** start **

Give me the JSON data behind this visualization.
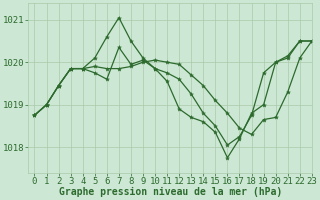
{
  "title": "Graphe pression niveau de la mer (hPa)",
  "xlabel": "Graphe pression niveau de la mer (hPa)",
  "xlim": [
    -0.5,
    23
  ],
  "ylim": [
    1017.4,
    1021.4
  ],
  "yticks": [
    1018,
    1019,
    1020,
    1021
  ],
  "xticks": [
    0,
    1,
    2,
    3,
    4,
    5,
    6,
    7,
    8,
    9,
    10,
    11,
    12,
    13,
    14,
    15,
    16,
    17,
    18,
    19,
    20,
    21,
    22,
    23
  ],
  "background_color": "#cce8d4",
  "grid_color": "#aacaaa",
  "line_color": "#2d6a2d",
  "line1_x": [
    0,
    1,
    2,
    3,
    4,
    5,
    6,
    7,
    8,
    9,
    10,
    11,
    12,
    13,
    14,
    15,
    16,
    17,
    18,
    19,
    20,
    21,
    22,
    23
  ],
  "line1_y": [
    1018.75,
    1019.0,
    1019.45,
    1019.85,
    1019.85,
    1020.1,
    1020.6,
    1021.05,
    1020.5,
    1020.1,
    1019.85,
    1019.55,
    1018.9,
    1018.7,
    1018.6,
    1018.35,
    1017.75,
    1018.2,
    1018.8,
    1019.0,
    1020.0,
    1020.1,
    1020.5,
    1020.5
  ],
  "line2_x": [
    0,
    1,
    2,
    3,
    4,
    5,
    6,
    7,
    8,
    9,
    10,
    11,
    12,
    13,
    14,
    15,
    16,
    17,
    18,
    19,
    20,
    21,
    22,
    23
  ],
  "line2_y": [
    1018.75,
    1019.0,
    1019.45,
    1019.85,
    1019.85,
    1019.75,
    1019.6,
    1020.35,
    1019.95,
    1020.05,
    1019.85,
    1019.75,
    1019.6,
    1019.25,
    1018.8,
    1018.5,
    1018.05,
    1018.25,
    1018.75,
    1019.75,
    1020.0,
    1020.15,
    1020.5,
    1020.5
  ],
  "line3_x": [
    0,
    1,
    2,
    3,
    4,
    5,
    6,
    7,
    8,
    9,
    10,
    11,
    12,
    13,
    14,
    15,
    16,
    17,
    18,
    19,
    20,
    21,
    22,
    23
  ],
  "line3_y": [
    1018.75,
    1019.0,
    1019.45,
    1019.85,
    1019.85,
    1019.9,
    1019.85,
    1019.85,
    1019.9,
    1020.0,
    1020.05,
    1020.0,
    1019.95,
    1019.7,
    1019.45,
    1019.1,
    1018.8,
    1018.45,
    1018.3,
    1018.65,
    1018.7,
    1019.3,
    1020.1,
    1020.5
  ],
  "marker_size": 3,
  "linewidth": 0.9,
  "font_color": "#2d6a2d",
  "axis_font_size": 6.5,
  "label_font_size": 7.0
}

** end **

> **Exercise instructions**
Each line in the records above should be reproduced exactly; images are not copied.

> **Expected output**
Give me the JSON data behind this visualization.
{
  "title": "Graphe pression niveau de la mer (hPa)",
  "xlabel": "Graphe pression niveau de la mer (hPa)",
  "xlim": [
    -0.5,
    23
  ],
  "ylim": [
    1017.4,
    1021.4
  ],
  "yticks": [
    1018,
    1019,
    1020,
    1021
  ],
  "xticks": [
    0,
    1,
    2,
    3,
    4,
    5,
    6,
    7,
    8,
    9,
    10,
    11,
    12,
    13,
    14,
    15,
    16,
    17,
    18,
    19,
    20,
    21,
    22,
    23
  ],
  "background_color": "#cce8d4",
  "grid_color": "#aacaaa",
  "line_color": "#2d6a2d",
  "line1_x": [
    0,
    1,
    2,
    3,
    4,
    5,
    6,
    7,
    8,
    9,
    10,
    11,
    12,
    13,
    14,
    15,
    16,
    17,
    18,
    19,
    20,
    21,
    22,
    23
  ],
  "line1_y": [
    1018.75,
    1019.0,
    1019.45,
    1019.85,
    1019.85,
    1020.1,
    1020.6,
    1021.05,
    1020.5,
    1020.1,
    1019.85,
    1019.55,
    1018.9,
    1018.7,
    1018.6,
    1018.35,
    1017.75,
    1018.2,
    1018.8,
    1019.0,
    1020.0,
    1020.1,
    1020.5,
    1020.5
  ],
  "line2_x": [
    0,
    1,
    2,
    3,
    4,
    5,
    6,
    7,
    8,
    9,
    10,
    11,
    12,
    13,
    14,
    15,
    16,
    17,
    18,
    19,
    20,
    21,
    22,
    23
  ],
  "line2_y": [
    1018.75,
    1019.0,
    1019.45,
    1019.85,
    1019.85,
    1019.75,
    1019.6,
    1020.35,
    1019.95,
    1020.05,
    1019.85,
    1019.75,
    1019.6,
    1019.25,
    1018.8,
    1018.5,
    1018.05,
    1018.25,
    1018.75,
    1019.75,
    1020.0,
    1020.15,
    1020.5,
    1020.5
  ],
  "line3_x": [
    0,
    1,
    2,
    3,
    4,
    5,
    6,
    7,
    8,
    9,
    10,
    11,
    12,
    13,
    14,
    15,
    16,
    17,
    18,
    19,
    20,
    21,
    22,
    23
  ],
  "line3_y": [
    1018.75,
    1019.0,
    1019.45,
    1019.85,
    1019.85,
    1019.9,
    1019.85,
    1019.85,
    1019.9,
    1020.0,
    1020.05,
    1020.0,
    1019.95,
    1019.7,
    1019.45,
    1019.1,
    1018.8,
    1018.45,
    1018.3,
    1018.65,
    1018.7,
    1019.3,
    1020.1,
    1020.5
  ],
  "marker_size": 3,
  "linewidth": 0.9,
  "font_color": "#2d6a2d",
  "axis_font_size": 6.5,
  "label_font_size": 7.0
}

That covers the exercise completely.